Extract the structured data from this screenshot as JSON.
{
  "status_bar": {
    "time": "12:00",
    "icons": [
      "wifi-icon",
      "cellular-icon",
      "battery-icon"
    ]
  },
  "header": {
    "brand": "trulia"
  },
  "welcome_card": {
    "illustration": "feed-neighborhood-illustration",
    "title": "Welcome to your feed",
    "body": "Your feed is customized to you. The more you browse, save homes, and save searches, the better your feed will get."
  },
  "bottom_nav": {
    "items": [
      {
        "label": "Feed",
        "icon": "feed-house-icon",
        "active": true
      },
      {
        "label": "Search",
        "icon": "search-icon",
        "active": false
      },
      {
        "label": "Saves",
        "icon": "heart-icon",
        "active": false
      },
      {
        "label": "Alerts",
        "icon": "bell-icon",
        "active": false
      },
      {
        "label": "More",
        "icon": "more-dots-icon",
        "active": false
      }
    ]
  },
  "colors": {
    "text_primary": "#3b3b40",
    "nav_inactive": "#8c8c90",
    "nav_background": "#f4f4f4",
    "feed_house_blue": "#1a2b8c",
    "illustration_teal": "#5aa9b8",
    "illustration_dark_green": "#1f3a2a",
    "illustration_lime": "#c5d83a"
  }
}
════
▶ Exercise details
Search the data for "label". Copy every matching line.

▶ Reply to the task
        "label": "Feed",
        "label": "Search",
        "label": "Saves",
        "label": "Alerts",
        "label": "More",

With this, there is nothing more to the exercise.